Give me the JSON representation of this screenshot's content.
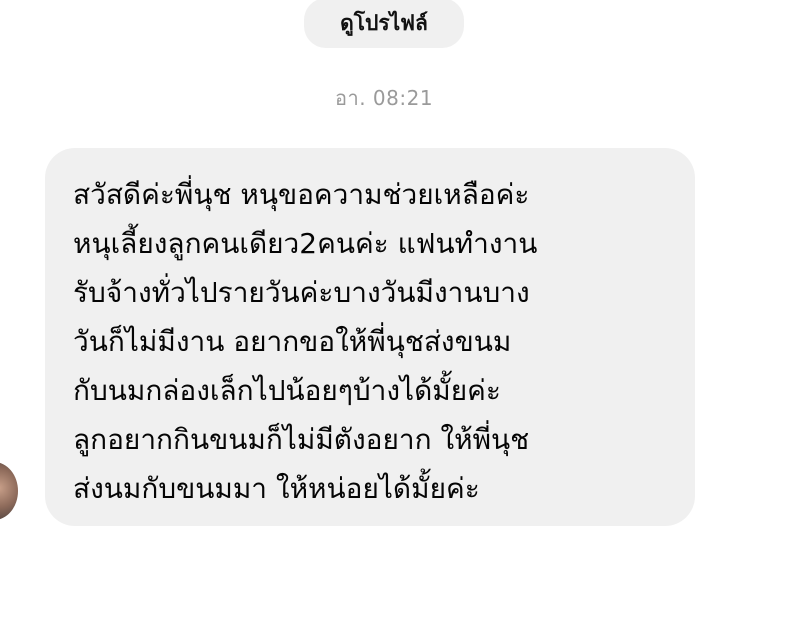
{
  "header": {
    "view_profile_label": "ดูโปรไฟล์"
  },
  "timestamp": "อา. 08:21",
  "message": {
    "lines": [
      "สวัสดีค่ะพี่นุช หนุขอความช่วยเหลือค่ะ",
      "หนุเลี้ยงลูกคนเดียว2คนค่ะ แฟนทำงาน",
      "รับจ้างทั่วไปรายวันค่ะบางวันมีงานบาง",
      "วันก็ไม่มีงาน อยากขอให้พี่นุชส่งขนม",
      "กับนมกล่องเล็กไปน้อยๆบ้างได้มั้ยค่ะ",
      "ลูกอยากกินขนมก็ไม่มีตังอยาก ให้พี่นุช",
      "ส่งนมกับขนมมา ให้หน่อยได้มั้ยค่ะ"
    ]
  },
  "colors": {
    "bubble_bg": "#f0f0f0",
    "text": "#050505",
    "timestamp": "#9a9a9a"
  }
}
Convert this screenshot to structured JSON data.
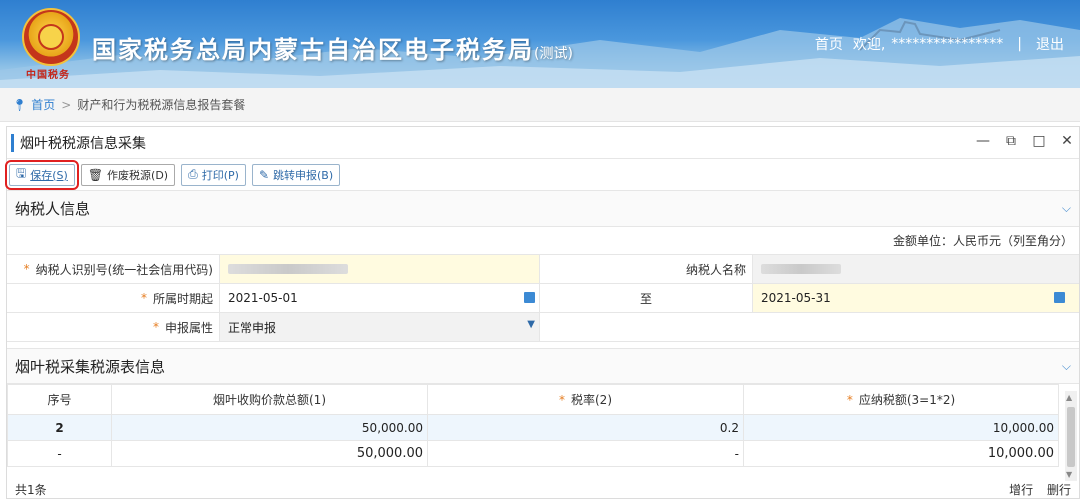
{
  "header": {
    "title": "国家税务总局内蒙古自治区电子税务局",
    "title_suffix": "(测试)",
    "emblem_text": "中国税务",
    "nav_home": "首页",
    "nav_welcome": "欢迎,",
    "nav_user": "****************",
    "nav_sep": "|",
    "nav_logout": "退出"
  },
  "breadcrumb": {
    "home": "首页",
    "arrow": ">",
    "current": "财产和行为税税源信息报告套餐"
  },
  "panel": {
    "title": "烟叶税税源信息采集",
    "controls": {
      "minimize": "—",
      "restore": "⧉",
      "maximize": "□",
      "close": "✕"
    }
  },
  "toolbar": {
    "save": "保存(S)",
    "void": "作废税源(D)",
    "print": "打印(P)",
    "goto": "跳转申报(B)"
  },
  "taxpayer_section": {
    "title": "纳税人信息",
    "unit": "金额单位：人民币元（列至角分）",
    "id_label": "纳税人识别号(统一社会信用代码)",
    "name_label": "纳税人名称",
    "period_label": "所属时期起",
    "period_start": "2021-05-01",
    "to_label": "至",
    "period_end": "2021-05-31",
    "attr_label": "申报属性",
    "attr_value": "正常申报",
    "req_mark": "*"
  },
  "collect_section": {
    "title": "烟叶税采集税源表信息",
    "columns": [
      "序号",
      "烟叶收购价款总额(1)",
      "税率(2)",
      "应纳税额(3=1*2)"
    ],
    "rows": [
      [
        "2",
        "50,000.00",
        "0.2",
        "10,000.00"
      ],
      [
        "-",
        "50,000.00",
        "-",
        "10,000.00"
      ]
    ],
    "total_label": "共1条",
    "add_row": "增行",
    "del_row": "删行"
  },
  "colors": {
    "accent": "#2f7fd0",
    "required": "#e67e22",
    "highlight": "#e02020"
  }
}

§

* Task details:
Restate every record exactly, please; do not copy the pictures.

* Solution:
Give me the JSON representation of this screenshot's content.
{
  "header": {
    "view_profile_label": "ดูโปรไฟล์"
  },
  "timestamp": "อา. 08:21",
  "message": {
    "lines": [
      "สวัสดีค่ะพี่นุช หนุขอความช่วยเหลือค่ะ",
      "หนุเลี้ยงลูกคนเดียว2คนค่ะ แฟนทำงาน",
      "รับจ้างทั่วไปรายวันค่ะบางวันมีงานบาง",
      "วันก็ไม่มีงาน อยากขอให้พี่นุชส่งขนม",
      "กับนมกล่องเล็กไปน้อยๆบ้างได้มั้ยค่ะ",
      "ลูกอยากกินขนมก็ไม่มีตังอยาก ให้พี่นุช",
      "ส่งนมกับขนมมา ให้หน่อยได้มั้ยค่ะ"
    ]
  },
  "colors": {
    "bubble_bg": "#f0f0f0",
    "text": "#050505",
    "timestamp": "#9a9a9a"
  }
}
Convert this screenshot to structured JSON data.
{
  "header": {
    "title": "国家税务总局内蒙古自治区电子税务局",
    "title_suffix": "(测试)",
    "emblem_text": "中国税务",
    "nav_home": "首页",
    "nav_welcome": "欢迎,",
    "nav_user": "****************",
    "nav_sep": "|",
    "nav_logout": "退出"
  },
  "breadcrumb": {
    "home": "首页",
    "arrow": ">",
    "current": "财产和行为税税源信息报告套餐"
  },
  "panel": {
    "title": "烟叶税税源信息采集",
    "controls": {
      "minimize": "—",
      "restore": "⧉",
      "maximize": "□",
      "close": "✕"
    }
  },
  "toolbar": {
    "save": "保存(S)",
    "void": "作废税源(D)",
    "print": "打印(P)",
    "goto": "跳转申报(B)"
  },
  "taxpayer_section": {
    "title": "纳税人信息",
    "unit": "金额单位：人民币元（列至角分）",
    "id_label": "纳税人识别号(统一社会信用代码)",
    "name_label": "纳税人名称",
    "period_label": "所属时期起",
    "period_start": "2021-05-01",
    "to_label": "至",
    "period_end": "2021-05-31",
    "attr_label": "申报属性",
    "attr_value": "正常申报",
    "req_mark": "*"
  },
  "collect_section": {
    "title": "烟叶税采集税源表信息",
    "columns": [
      "序号",
      "烟叶收购价款总额(1)",
      "税率(2)",
      "应纳税额(3=1*2)"
    ],
    "rows": [
      [
        "2",
        "50,000.00",
        "0.2",
        "10,000.00"
      ],
      [
        "-",
        "50,000.00",
        "-",
        "10,000.00"
      ]
    ],
    "total_label": "共1条",
    "add_row": "增行",
    "del_row": "删行"
  },
  "colors": {
    "accent": "#2f7fd0",
    "required": "#e67e22",
    "highlight": "#e02020"
  }
}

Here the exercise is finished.